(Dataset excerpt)
● ● ● ● ● ● ●

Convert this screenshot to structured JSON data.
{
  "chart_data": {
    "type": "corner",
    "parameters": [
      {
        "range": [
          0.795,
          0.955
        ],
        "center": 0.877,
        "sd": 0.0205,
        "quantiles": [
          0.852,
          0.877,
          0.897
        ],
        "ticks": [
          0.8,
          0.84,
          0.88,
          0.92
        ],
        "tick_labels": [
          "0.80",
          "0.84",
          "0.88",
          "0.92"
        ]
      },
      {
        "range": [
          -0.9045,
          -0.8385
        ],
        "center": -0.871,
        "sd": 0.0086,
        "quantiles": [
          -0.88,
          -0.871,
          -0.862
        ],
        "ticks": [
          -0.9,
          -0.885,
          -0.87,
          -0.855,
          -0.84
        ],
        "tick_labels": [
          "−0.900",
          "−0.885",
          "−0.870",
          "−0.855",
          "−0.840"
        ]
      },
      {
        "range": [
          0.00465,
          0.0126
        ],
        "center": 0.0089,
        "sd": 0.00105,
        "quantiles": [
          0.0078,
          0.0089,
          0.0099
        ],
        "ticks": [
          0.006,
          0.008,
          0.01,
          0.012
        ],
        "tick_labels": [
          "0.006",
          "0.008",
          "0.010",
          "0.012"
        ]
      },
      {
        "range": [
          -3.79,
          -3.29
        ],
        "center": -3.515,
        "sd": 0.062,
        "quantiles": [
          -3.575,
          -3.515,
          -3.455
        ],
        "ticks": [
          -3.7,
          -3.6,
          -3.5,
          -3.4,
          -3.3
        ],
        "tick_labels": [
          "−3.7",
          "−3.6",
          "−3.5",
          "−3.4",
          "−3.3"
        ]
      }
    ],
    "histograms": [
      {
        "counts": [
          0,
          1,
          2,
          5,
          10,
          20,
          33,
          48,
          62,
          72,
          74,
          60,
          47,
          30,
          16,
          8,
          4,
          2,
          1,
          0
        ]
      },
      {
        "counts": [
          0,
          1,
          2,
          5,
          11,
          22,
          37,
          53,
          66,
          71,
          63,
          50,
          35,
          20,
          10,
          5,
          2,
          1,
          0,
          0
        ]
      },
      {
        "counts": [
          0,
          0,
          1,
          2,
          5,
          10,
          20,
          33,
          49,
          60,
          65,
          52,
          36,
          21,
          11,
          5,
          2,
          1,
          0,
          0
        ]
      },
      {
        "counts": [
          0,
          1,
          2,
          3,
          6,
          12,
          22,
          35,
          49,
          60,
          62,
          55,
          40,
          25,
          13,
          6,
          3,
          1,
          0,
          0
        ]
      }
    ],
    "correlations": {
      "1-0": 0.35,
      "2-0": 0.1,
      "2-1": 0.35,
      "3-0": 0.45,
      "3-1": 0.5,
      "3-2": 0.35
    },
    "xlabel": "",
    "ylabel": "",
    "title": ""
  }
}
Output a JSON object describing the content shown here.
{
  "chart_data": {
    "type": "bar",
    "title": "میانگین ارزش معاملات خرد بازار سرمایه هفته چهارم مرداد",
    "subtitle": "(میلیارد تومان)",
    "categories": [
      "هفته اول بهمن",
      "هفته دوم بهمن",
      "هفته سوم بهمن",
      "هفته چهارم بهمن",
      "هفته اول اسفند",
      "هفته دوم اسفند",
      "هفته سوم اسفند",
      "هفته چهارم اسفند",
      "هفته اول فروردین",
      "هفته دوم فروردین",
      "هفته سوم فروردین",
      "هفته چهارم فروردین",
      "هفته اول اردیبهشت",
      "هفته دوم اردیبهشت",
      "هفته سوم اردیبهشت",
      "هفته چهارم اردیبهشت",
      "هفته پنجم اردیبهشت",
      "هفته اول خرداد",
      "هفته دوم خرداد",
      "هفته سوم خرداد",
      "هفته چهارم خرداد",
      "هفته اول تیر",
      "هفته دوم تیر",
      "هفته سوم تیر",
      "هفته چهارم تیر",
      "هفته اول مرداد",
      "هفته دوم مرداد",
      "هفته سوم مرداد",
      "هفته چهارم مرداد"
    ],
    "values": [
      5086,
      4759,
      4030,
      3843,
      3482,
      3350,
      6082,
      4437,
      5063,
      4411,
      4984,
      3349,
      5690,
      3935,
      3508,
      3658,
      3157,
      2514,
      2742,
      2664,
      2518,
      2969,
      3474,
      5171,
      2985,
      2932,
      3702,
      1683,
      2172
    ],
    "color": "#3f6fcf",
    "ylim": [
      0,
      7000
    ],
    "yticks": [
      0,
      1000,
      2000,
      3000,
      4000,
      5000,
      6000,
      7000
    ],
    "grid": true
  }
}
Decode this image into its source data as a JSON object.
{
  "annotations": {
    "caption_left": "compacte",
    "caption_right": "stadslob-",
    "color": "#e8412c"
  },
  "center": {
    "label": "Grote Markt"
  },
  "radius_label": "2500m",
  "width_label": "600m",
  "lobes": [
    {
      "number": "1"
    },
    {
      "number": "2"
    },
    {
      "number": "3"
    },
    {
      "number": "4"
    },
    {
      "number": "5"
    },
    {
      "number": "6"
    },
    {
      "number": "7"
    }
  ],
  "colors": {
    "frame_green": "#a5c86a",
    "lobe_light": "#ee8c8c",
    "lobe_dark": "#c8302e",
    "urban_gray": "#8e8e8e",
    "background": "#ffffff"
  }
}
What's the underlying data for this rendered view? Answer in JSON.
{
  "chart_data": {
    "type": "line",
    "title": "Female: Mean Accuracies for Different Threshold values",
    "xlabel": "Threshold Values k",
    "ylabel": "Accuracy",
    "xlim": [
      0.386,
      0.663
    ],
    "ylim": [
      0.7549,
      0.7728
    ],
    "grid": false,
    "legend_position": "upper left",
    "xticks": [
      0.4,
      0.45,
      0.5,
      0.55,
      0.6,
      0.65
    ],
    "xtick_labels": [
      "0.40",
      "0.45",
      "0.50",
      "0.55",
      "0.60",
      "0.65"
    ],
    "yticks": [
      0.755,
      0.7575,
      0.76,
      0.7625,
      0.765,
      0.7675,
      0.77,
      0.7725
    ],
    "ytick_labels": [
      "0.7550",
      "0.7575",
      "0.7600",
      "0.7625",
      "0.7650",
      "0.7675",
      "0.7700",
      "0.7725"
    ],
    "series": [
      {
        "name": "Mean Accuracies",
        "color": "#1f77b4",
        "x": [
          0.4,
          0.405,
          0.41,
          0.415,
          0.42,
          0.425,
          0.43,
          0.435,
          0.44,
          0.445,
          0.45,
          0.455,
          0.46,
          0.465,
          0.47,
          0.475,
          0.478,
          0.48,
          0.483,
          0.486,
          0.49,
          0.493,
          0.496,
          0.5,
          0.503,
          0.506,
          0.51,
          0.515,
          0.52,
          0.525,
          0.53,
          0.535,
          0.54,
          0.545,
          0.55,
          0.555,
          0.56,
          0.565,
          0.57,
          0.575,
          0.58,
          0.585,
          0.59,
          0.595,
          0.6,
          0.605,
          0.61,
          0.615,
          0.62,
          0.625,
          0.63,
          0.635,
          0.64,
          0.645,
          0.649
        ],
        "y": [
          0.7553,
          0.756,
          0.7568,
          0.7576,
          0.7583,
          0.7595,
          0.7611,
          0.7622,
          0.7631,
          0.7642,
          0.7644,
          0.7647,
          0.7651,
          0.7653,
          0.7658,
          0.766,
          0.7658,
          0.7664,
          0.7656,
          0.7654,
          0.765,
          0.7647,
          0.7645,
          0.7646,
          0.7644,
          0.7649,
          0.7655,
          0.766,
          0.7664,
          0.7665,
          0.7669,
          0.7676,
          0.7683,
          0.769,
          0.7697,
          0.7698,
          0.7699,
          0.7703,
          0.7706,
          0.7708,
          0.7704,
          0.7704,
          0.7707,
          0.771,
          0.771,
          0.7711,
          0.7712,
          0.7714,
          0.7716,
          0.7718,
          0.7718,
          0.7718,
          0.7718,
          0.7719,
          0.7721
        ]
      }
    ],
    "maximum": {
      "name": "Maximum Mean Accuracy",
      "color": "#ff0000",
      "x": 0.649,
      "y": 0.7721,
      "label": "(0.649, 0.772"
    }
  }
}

● ● ● ● ● ● ●

- TASK STATEMENT: Copy, from the material above, each line in which the string "this" occurs.

- EXPECTED ANSWER:
Convert this screenshot to structured JSON data.
Decode this image into its source data as a JSON object.
What's the underlying data for this rendered view? Answer in JSON.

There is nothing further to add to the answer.